> Text to read:
● ● ● ●
In [0]:
from pyspark.sql import SparkSession 
spark = SparkSession.builder.appName('Mapping').getOrCreate()

In [0]:
dbutils.fs.ls("/FileStore/tables/")

Out[2]: [FileInfo(path='dbfs:/FileStore/tables/Custom_Mapping_DIM.csv', name='Custom_Mapping_DIM.csv', size=224, modificationTime=1750890784000),
 FileInfo(path='dbfs:/FileStore/tables/Dim_CustomerType.csv', name='Dim_CustomerType.csv', size=65, modificationTime=1750890993000),
 FileInfo(path='dbfs:/FileStore/tables/Dim_ProductCategory.csv', name='Dim_ProductCategory.csv', size=113, modificationTime=1750891112000),
 FileInfo(path='dbfs:/FileStore/tables/Dim_StoreRegion.csv', name='Dim_StoreRegion.csv', size=69, modificationTime=1750891157000),
 FileInfo(path='dbfs:/FileStore/tables/Fact_Transactions.csv', name='Fact_Transactions.csv', size=330, modificationTime=1750891215000),
 FileInfo(path='dbfs:/FileStore/tables/sales.csv', name='sales.csv', size=3308303, modificationTime=1750795238000)]

In [0]:
df_Custom_Mapping_DIM = spark.read.csv("/FileStore/tables/Custom_Mapping_DIM.csv", header=True, inferSchema=True)
df_Custom_Mapping_DIM.show()

+---------------+-----------+------------+-----------------+
|ProductCategory|StoreRegion|CustomerType|     MappingLabel|
+---------------+-----------+------------+-----------------+
|         Tablet|       East|      Retail|        Side Head|
|         Laptop|       West|      Retail|      Premium Box|
|         Mobile|      North|   Wholesale|North Dist Mobile|
|         Tablet|      South|      Retail|      Tablet Push|
|         Laptop|      North|   Wholesale|    Laptop Supply|
+---------------+-----------+------------+-----------------+



In [0]:
df_Dim_CustomerType = spark.read.csv("/FileStore/tables/Dim_CustomerType.csv", header=True, inferSchema=True)
● ● ● ●
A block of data

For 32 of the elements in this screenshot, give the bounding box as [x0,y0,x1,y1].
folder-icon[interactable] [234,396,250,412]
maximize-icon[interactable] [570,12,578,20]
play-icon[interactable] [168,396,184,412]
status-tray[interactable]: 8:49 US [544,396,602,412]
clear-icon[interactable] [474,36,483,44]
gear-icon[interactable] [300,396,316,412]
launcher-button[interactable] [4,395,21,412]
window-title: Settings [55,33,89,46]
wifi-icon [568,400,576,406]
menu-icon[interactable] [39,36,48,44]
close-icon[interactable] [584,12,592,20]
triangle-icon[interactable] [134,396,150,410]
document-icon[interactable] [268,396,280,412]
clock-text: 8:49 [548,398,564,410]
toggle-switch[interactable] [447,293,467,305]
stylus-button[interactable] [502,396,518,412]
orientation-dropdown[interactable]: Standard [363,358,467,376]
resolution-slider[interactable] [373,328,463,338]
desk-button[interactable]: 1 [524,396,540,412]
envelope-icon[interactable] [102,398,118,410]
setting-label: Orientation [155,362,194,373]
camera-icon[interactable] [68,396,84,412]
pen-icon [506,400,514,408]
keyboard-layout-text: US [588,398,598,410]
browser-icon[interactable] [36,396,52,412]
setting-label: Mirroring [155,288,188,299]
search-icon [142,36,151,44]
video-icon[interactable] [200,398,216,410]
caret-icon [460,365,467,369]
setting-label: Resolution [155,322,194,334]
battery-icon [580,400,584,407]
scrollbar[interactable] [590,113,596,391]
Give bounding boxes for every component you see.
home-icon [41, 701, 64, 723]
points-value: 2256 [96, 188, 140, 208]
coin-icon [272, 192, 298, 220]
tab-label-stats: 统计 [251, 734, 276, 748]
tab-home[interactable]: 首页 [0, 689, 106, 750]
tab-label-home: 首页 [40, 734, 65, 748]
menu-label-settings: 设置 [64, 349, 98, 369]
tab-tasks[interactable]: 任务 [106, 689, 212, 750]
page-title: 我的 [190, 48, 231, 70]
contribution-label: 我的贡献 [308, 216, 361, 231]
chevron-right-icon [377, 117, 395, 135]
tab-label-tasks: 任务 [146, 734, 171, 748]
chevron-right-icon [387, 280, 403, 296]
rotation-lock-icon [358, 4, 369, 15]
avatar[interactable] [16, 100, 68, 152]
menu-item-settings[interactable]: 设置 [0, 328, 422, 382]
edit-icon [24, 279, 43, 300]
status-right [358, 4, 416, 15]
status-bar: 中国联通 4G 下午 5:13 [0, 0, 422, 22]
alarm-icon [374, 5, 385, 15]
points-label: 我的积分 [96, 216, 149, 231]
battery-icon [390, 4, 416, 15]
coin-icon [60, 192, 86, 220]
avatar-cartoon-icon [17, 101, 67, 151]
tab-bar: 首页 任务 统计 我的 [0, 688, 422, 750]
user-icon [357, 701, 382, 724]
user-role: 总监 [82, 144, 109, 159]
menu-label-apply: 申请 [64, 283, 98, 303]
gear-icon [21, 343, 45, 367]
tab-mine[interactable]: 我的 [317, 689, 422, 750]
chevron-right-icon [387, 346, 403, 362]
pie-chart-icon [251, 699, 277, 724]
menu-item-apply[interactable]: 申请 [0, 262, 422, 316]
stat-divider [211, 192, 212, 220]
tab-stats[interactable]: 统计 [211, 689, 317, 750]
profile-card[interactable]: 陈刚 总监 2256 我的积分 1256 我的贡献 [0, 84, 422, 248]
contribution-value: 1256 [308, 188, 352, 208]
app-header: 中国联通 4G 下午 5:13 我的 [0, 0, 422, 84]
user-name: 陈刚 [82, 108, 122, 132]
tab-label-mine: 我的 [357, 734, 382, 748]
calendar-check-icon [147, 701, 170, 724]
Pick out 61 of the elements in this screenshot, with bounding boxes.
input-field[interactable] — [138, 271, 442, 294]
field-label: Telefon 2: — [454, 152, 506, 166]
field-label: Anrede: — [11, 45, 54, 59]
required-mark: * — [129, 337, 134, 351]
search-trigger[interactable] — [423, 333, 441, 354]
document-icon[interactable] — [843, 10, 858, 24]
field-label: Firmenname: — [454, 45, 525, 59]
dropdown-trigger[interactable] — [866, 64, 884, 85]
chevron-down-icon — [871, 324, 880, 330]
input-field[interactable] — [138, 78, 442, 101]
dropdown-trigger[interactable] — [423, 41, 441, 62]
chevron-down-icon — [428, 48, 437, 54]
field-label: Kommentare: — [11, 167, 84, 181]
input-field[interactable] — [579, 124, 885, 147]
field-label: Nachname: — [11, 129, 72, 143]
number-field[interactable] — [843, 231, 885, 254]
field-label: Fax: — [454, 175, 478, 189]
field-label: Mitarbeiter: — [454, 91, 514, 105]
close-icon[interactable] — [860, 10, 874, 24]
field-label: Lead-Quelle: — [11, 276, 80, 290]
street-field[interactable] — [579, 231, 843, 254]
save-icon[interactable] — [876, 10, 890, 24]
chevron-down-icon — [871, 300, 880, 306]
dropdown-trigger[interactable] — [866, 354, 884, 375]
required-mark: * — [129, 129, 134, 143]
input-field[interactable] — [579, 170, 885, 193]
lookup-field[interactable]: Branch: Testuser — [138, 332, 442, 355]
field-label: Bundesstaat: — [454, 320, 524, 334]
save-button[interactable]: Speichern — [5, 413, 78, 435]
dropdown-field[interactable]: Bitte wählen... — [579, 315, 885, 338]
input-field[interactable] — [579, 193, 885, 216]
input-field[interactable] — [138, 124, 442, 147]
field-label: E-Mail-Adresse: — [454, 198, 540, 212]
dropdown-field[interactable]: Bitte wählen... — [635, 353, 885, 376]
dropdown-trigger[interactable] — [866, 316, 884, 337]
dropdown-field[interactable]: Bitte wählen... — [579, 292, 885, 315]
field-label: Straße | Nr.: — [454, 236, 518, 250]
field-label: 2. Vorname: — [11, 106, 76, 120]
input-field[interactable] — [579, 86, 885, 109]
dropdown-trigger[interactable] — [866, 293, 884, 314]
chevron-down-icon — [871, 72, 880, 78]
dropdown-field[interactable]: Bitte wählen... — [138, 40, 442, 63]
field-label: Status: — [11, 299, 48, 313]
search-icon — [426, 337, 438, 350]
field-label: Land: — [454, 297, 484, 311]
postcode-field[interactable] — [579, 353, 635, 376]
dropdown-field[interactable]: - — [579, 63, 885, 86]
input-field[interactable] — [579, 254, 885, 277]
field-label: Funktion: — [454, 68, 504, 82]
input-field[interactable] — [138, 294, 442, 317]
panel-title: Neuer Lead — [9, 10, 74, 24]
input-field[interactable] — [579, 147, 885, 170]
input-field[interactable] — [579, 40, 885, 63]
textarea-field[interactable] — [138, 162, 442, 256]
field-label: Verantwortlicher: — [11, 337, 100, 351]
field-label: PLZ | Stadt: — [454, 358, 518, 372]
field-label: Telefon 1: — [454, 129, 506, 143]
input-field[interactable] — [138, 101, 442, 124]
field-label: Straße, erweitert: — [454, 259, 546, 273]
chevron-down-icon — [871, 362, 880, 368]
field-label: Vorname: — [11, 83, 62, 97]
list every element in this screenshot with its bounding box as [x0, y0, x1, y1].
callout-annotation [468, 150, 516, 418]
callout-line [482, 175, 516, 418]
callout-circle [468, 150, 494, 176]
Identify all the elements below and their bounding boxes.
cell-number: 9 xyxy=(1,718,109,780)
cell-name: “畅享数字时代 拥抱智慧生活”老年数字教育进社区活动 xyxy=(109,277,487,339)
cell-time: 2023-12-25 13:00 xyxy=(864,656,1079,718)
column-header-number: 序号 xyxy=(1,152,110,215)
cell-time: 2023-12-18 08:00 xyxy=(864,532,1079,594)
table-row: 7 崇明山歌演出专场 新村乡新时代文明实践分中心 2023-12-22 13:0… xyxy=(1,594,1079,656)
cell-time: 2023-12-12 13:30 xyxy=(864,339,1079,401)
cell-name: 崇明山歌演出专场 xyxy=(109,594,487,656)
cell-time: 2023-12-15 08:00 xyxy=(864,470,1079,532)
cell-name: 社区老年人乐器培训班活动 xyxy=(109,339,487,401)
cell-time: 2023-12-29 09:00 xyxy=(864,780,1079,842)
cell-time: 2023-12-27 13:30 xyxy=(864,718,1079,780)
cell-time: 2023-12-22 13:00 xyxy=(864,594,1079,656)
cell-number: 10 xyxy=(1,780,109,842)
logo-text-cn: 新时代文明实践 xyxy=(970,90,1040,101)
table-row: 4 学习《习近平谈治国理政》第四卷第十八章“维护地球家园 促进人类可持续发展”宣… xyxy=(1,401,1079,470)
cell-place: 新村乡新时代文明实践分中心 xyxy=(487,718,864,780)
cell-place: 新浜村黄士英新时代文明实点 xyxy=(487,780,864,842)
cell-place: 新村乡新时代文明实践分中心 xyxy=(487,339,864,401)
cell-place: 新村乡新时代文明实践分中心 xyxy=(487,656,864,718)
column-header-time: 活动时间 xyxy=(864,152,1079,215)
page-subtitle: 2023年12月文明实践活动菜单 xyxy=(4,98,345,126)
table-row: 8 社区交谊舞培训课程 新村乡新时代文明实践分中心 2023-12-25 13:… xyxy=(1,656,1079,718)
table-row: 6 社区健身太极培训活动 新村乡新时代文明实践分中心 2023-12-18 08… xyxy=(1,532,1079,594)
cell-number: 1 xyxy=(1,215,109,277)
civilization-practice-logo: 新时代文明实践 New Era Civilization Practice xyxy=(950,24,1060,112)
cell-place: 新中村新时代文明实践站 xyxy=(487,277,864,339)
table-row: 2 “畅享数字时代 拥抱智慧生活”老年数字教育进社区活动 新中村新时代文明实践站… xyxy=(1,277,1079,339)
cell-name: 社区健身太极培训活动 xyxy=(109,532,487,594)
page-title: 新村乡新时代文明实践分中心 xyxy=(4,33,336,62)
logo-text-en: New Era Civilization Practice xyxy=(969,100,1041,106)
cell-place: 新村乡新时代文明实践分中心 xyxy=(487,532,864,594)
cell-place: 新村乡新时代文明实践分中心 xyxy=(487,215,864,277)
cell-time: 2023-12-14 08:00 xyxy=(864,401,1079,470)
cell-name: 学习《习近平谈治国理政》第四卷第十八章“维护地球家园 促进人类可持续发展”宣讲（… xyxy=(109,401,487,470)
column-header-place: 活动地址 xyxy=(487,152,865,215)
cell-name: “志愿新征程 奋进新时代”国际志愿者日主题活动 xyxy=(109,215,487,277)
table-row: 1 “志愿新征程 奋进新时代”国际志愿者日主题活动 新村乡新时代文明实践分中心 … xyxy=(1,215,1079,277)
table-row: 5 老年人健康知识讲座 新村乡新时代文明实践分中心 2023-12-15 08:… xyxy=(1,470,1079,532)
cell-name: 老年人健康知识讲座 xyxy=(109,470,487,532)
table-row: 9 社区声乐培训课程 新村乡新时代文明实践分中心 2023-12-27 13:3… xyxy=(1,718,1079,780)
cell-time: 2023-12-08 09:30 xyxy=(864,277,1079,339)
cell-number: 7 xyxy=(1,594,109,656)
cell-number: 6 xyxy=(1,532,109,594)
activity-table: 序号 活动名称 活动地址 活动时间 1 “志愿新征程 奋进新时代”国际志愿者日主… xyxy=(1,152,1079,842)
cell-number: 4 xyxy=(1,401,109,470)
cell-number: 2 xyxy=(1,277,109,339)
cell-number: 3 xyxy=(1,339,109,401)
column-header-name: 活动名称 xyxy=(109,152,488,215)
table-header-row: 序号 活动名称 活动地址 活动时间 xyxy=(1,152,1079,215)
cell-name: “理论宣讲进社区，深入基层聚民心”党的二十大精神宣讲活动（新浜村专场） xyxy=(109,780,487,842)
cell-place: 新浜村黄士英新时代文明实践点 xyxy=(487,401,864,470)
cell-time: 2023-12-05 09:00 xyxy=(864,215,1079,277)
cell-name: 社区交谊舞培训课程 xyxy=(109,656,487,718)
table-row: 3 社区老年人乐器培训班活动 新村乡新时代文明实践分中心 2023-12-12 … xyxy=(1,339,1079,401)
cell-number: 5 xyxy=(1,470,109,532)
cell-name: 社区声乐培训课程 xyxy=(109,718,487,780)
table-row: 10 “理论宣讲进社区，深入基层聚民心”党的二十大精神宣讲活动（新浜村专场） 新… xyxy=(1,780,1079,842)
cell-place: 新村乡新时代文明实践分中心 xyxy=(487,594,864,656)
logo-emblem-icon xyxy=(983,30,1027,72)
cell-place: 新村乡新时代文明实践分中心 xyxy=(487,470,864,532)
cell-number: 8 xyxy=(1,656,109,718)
● ● ● ●
> Task objective: In the PySpark notebook, which MappingLabel goes with the Mobile product category, North store region, and Wholesale customer type? The records aren't needed for this.

> Result for this exercise: North Dist Mobile